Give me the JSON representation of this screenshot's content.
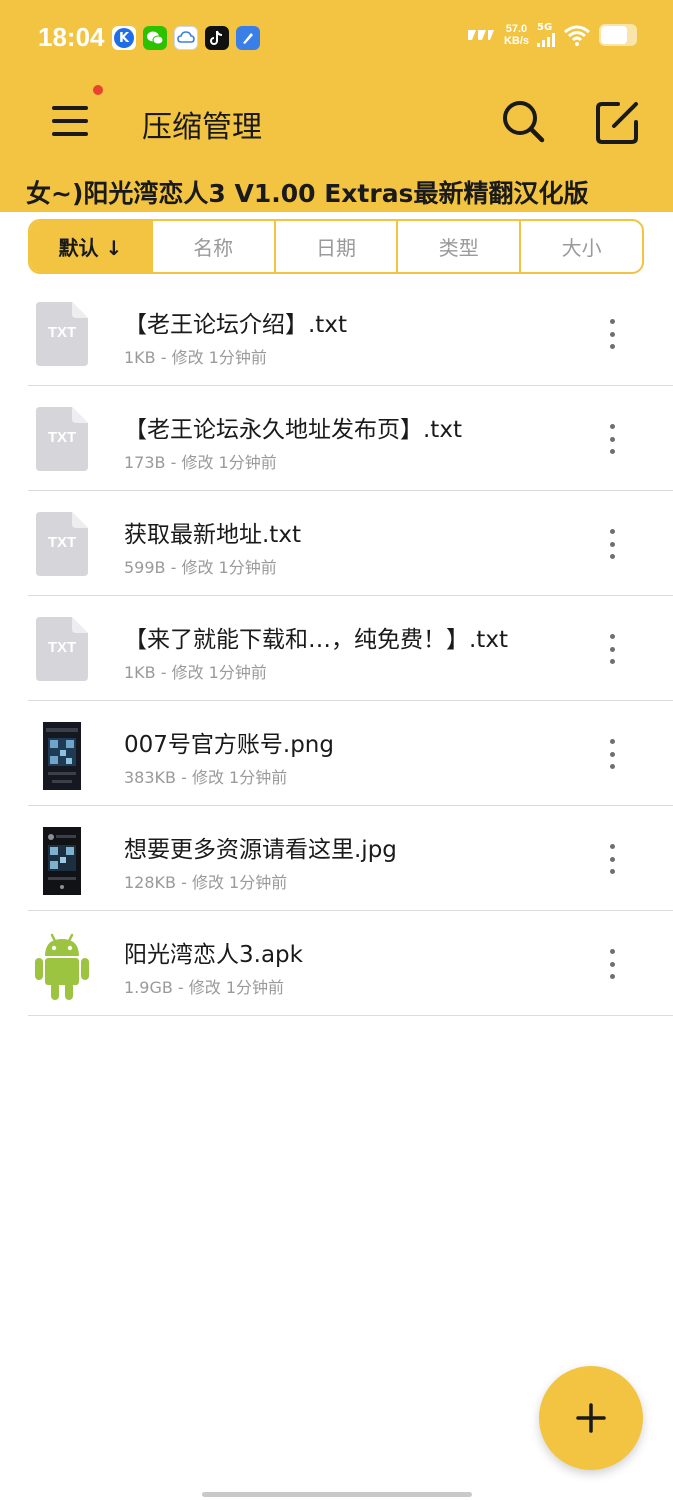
{
  "statusbar": {
    "time": "18:04",
    "network_speed_value": "57.0",
    "network_speed_unit": "KB/s",
    "network_type": "5G",
    "notification_icons": [
      "kuai-icon",
      "wechat-icon",
      "cloud-drive-icon",
      "tiktok-icon",
      "notes-icon"
    ]
  },
  "toolbar": {
    "title": "压缩管理"
  },
  "path": "女~)阳光湾恋人3 V1.00 Extras最新精翻汉化版",
  "sort_tabs": [
    {
      "label": "默认 ↓",
      "active": true
    },
    {
      "label": "名称",
      "active": false
    },
    {
      "label": "日期",
      "active": false
    },
    {
      "label": "类型",
      "active": false
    },
    {
      "label": "大小",
      "active": false
    }
  ],
  "files": [
    {
      "name": "【老王论坛介绍】.txt",
      "meta": "1KB - 修改 1分钟前",
      "type": "txt",
      "icon_label": "TXT"
    },
    {
      "name": "【老王论坛永久地址发布页】.txt",
      "meta": "173B - 修改 1分钟前",
      "type": "txt",
      "icon_label": "TXT"
    },
    {
      "name": "获取最新地址.txt",
      "meta": "599B - 修改 1分钟前",
      "type": "txt",
      "icon_label": "TXT"
    },
    {
      "name": "【来了就能下载和…，纯免费！】.txt",
      "meta": "1KB - 修改 1分钟前",
      "type": "txt",
      "icon_label": "TXT"
    },
    {
      "name": "007号官方账号.png",
      "meta": "383KB - 修改 1分钟前",
      "type": "image"
    },
    {
      "name": "想要更多资源请看这里.jpg",
      "meta": "128KB - 修改 1分钟前",
      "type": "image"
    },
    {
      "name": "阳光湾恋人3.apk",
      "meta": "1.9GB - 修改 1分钟前",
      "type": "apk"
    }
  ],
  "colors": {
    "accent": "#f2c441",
    "txt_icon": "#d6d6da",
    "android_green": "#9cc441"
  }
}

Given instruction: Copy every record above exactly as written, but leave out the pictures.

Solution to the problem:
Give me the JSON representation of this screenshot's content.
{
  "statusbar": {
    "time": "18:04",
    "network_speed_value": "57.0",
    "network_speed_unit": "KB/s",
    "network_type": "5G",
    "notification_icons": [
      "kuai-icon",
      "wechat-icon",
      "cloud-drive-icon",
      "tiktok-icon",
      "notes-icon"
    ]
  },
  "toolbar": {
    "title": "压缩管理"
  },
  "path": "女~)阳光湾恋人3 V1.00 Extras最新精翻汉化版",
  "sort_tabs": [
    {
      "label": "默认 ↓",
      "active": true
    },
    {
      "label": "名称",
      "active": false
    },
    {
      "label": "日期",
      "active": false
    },
    {
      "label": "类型",
      "active": false
    },
    {
      "label": "大小",
      "active": false
    }
  ],
  "files": [
    {
      "name": "【老王论坛介绍】.txt",
      "meta": "1KB - 修改 1分钟前",
      "type": "txt",
      "icon_label": "TXT"
    },
    {
      "name": "【老王论坛永久地址发布页】.txt",
      "meta": "173B - 修改 1分钟前",
      "type": "txt",
      "icon_label": "TXT"
    },
    {
      "name": "获取最新地址.txt",
      "meta": "599B - 修改 1分钟前",
      "type": "txt",
      "icon_label": "TXT"
    },
    {
      "name": "【来了就能下载和…，纯免费！】.txt",
      "meta": "1KB - 修改 1分钟前",
      "type": "txt",
      "icon_label": "TXT"
    },
    {
      "name": "007号官方账号.png",
      "meta": "383KB - 修改 1分钟前",
      "type": "image"
    },
    {
      "name": "想要更多资源请看这里.jpg",
      "meta": "128KB - 修改 1分钟前",
      "type": "image"
    },
    {
      "name": "阳光湾恋人3.apk",
      "meta": "1.9GB - 修改 1分钟前",
      "type": "apk"
    }
  ],
  "colors": {
    "accent": "#f2c441",
    "txt_icon": "#d6d6da",
    "android_green": "#9cc441"
  }
}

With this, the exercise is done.